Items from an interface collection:
※ ※ ※

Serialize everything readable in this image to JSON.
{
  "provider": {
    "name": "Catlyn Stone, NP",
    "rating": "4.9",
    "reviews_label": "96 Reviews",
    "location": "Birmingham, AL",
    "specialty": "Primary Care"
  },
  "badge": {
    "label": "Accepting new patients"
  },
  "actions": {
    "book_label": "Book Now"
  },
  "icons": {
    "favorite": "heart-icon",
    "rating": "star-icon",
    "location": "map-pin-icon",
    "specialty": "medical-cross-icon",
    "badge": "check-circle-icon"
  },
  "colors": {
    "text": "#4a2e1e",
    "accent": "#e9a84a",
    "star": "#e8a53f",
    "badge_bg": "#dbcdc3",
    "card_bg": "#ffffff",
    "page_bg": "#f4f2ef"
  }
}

※ ※ ※

» **WHAT NEEDS TO BE DONE**:
What is needed is an exact repetition of all the entries above.

» **RESULT OF THE TASK**:
Serialize everything readable in this image to JSON.
{
  "provider": {
    "name": "Catlyn Stone, NP",
    "rating": "4.9",
    "reviews_label": "96 Reviews",
    "location": "Birmingham, AL",
    "specialty": "Primary Care"
  },
  "badge": {
    "label": "Accepting new patients"
  },
  "actions": {
    "book_label": "Book Now"
  },
  "icons": {
    "favorite": "heart-icon",
    "rating": "star-icon",
    "location": "map-pin-icon",
    "specialty": "medical-cross-icon",
    "badge": "check-circle-icon"
  },
  "colors": {
    "text": "#4a2e1e",
    "accent": "#e9a84a",
    "star": "#e8a53f",
    "badge_bg": "#dbcdc3",
    "card_bg": "#ffffff",
    "page_bg": "#f4f2ef"
  }
}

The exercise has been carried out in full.